AIM => Wherever the string "Over" appears, copy the whole line.

RAW DATA =>
* Start *

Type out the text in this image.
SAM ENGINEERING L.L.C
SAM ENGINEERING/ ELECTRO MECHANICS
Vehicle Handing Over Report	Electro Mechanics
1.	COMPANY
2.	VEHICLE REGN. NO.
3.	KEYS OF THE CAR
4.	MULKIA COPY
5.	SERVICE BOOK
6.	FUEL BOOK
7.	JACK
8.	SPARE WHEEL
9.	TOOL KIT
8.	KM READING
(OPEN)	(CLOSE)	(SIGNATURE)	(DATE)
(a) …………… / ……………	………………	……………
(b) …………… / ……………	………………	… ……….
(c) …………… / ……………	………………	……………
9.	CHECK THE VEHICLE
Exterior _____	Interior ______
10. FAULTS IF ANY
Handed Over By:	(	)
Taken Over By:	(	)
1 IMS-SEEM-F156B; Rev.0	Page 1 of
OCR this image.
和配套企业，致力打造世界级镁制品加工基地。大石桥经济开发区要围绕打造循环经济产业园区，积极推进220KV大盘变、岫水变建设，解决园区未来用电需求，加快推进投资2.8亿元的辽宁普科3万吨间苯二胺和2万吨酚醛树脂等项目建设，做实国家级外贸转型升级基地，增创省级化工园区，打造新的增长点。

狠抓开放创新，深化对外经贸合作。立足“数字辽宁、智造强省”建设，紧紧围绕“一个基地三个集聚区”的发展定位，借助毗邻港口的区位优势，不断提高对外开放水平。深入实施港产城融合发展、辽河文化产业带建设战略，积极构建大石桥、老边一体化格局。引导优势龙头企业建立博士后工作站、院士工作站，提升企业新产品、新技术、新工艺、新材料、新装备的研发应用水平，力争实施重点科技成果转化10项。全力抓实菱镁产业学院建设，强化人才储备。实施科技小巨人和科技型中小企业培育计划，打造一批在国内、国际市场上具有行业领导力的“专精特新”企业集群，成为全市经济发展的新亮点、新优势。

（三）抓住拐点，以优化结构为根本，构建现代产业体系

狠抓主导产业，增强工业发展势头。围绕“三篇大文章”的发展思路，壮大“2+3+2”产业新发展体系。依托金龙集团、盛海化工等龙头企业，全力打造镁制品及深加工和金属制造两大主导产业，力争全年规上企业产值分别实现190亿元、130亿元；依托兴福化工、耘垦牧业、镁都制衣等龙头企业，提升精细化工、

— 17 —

* End *

ANSWER FOR THIS EXERCISE =>
Vehicle Handing Over Report	Electro Mechanics
Handed Over By:	(	)
Taken Over By:	(	)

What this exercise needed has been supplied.